**Written problem**
Report back each line of the records that contains the string "name".

-------- Data excerpts

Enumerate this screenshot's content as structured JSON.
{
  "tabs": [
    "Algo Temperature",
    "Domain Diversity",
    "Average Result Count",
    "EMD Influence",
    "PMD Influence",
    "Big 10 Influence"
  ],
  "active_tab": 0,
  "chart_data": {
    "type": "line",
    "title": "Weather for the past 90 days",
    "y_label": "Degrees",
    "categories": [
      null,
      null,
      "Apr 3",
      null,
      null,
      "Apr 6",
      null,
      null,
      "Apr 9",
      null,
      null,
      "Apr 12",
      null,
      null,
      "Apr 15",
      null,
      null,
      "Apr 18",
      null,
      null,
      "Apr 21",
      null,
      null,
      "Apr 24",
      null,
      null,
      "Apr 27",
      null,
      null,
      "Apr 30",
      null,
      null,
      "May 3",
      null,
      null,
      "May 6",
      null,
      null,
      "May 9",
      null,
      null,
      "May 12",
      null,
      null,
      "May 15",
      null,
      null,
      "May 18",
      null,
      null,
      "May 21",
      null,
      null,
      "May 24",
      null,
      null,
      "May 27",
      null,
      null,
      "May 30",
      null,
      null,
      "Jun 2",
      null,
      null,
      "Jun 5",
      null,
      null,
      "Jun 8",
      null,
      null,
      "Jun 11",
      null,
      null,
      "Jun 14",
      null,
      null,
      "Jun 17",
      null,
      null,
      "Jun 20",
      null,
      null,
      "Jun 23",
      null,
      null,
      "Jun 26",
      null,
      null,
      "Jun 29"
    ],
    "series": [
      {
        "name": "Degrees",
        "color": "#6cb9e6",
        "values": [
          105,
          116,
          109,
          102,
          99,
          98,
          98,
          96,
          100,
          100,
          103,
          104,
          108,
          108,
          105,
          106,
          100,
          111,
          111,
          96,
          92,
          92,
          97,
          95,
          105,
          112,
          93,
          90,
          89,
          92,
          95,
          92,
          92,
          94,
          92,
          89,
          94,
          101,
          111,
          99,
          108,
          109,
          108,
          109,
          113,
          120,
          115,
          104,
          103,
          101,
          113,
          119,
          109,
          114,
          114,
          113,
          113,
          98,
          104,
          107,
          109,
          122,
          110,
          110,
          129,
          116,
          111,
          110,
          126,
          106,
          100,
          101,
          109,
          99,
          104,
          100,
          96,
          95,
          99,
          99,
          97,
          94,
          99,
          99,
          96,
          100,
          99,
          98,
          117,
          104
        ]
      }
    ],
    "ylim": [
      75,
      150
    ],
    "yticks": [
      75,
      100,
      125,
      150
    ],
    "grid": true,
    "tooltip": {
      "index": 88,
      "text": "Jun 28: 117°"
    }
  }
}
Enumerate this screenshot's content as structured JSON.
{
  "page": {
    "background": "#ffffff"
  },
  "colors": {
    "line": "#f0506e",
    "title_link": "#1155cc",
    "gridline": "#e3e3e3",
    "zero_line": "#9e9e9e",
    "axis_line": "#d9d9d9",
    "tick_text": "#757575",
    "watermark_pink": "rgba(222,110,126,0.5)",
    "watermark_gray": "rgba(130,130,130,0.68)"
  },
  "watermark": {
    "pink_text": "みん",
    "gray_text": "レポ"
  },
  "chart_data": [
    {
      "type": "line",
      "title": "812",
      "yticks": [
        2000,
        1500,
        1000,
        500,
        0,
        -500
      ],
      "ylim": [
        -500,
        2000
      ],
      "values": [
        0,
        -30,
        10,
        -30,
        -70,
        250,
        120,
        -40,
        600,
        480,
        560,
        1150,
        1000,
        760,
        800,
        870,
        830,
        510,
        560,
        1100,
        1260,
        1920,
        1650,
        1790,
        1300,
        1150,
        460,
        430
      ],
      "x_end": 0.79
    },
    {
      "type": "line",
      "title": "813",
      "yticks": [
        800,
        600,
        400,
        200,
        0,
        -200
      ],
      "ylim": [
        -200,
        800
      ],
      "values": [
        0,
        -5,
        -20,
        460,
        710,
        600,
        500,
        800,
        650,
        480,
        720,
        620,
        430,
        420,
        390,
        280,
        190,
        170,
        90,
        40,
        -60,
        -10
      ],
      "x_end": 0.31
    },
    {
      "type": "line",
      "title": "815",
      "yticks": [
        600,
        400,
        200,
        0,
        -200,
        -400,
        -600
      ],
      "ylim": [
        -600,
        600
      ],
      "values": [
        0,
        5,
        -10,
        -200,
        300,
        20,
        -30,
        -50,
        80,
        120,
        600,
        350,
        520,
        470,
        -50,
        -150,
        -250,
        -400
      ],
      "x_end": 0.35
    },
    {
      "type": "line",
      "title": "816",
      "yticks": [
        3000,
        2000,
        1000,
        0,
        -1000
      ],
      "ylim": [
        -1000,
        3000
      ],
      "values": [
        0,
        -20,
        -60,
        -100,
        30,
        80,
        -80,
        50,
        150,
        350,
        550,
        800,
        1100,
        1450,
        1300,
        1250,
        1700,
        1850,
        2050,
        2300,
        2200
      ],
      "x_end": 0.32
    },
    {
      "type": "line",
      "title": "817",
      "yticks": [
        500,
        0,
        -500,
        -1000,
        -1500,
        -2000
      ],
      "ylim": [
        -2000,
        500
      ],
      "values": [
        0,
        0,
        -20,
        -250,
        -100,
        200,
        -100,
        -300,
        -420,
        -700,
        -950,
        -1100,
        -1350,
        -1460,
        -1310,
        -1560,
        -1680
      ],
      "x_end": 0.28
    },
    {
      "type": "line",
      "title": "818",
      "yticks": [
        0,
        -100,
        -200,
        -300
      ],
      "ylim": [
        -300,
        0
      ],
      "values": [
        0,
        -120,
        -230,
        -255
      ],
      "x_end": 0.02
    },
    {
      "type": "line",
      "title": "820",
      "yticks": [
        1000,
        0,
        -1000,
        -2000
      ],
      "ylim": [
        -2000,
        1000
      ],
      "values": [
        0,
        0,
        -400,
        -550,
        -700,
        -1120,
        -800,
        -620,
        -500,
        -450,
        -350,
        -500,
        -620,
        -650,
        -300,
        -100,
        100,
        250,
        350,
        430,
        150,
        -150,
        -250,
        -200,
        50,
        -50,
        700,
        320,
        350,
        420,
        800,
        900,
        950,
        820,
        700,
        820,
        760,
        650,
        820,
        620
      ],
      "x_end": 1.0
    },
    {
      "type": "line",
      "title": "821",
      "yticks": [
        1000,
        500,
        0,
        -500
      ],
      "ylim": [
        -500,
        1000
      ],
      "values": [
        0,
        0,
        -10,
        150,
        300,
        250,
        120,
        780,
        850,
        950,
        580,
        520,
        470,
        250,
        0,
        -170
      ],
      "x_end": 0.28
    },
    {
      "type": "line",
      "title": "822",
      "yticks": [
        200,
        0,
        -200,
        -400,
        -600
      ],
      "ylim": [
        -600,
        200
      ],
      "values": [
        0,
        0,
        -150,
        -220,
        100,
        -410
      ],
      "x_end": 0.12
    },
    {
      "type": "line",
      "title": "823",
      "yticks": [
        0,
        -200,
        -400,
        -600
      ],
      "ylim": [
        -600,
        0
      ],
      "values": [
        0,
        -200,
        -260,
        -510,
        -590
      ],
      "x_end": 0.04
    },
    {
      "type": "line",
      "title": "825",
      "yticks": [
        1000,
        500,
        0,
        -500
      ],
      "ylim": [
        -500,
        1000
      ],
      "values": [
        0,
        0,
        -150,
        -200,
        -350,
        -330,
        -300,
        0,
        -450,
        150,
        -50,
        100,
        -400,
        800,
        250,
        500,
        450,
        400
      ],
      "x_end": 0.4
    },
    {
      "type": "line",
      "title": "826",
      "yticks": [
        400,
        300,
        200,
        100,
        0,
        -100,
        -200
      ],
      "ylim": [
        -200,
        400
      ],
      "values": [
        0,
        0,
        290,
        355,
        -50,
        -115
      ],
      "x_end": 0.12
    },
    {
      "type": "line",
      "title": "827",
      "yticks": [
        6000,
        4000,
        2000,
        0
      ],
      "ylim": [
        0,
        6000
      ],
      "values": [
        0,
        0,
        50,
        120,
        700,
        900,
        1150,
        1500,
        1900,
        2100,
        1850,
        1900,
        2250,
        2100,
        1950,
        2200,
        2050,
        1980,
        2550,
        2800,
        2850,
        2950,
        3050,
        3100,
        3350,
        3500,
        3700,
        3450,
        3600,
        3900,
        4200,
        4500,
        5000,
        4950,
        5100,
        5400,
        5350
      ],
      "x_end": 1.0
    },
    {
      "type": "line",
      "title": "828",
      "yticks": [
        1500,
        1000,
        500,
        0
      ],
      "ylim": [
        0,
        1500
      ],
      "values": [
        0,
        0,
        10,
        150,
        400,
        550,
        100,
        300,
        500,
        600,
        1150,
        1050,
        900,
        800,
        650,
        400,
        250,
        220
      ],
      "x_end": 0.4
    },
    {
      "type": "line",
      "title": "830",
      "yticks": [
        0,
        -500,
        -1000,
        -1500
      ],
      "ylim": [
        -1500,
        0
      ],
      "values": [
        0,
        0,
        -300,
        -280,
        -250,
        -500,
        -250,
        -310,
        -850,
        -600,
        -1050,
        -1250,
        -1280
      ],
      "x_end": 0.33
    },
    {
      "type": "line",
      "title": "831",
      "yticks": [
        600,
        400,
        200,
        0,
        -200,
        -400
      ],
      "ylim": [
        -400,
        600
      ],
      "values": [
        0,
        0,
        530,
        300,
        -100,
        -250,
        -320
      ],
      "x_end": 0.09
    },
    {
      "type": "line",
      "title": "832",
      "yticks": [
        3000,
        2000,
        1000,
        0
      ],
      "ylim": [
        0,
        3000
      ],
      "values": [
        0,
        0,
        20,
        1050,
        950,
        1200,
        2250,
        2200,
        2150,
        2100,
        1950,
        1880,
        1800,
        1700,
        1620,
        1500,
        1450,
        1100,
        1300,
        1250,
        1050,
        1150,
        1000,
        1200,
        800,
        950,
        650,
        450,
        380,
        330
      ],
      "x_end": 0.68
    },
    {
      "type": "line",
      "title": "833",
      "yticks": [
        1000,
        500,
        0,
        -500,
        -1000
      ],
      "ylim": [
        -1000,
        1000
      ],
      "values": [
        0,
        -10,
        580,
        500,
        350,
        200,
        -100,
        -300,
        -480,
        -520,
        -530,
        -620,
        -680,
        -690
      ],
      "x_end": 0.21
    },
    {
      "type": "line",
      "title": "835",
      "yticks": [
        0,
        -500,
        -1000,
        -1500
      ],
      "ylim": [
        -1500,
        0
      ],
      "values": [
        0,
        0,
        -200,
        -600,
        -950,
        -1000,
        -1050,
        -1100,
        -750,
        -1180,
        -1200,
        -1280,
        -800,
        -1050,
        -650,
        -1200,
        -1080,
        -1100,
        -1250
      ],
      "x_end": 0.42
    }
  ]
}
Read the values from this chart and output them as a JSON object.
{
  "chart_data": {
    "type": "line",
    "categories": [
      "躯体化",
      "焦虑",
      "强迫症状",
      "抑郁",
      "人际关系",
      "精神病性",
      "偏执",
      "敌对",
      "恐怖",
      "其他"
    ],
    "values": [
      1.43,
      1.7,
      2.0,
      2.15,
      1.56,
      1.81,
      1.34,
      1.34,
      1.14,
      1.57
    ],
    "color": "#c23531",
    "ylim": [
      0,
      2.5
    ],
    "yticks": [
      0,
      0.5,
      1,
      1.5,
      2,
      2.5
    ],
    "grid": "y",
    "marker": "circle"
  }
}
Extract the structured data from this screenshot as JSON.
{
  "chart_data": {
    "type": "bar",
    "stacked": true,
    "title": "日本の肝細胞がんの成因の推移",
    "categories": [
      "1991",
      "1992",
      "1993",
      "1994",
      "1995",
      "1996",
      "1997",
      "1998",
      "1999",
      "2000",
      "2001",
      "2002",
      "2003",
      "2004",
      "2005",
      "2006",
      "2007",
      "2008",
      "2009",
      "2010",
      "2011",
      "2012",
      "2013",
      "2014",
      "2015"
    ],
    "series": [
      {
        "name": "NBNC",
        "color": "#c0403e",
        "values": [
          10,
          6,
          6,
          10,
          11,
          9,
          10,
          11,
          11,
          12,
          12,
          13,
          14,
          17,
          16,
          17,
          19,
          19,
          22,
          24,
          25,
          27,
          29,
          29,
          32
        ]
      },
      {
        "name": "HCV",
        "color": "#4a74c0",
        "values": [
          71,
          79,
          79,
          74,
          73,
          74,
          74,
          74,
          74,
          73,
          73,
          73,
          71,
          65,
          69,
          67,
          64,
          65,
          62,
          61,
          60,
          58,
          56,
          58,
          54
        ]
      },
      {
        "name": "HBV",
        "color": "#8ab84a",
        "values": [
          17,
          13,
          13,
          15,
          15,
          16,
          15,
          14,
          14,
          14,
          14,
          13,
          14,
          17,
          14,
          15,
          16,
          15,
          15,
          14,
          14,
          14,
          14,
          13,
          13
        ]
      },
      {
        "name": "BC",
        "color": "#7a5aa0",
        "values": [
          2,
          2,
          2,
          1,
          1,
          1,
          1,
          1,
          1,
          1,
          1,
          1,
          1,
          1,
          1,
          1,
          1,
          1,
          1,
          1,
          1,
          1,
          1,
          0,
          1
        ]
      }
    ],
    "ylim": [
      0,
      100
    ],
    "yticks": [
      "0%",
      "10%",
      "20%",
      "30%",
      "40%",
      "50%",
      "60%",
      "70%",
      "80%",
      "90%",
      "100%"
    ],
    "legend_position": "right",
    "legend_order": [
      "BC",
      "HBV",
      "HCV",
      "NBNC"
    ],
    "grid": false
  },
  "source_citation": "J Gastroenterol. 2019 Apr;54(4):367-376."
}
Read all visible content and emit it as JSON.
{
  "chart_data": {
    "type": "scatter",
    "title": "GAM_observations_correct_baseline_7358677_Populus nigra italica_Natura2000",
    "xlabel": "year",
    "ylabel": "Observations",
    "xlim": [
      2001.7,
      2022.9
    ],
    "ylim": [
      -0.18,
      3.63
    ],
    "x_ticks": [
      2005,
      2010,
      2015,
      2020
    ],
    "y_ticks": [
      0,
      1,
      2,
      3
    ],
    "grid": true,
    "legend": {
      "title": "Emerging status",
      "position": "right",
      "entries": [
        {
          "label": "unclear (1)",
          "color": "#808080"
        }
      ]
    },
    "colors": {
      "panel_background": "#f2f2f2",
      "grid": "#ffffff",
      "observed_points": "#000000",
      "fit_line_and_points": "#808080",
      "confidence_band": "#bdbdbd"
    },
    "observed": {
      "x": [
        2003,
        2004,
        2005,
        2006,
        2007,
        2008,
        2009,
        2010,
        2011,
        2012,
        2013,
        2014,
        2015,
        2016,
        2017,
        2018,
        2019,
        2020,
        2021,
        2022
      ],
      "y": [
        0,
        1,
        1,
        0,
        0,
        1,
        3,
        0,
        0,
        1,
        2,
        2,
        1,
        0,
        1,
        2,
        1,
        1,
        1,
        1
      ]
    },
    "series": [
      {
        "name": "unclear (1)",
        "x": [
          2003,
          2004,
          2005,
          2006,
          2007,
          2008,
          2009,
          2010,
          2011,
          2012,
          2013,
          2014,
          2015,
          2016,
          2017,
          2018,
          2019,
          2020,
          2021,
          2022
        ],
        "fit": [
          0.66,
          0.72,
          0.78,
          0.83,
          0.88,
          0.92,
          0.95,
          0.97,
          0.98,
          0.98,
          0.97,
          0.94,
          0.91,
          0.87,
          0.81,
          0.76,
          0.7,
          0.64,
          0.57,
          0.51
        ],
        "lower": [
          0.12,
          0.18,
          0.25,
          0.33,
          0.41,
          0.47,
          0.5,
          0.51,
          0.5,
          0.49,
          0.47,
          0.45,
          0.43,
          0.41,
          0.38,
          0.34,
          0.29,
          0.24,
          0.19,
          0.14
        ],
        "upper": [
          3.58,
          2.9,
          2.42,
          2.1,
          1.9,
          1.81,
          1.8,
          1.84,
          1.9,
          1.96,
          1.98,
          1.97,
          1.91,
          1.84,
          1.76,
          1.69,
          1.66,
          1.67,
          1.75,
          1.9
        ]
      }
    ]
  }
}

----------------

**Expected answer**
        "name": "Degrees",
        "name": "NBNC",
        "name": "HCV",
        "name": "HBV",
        "name": "BC",
        "name": "unclear (1)",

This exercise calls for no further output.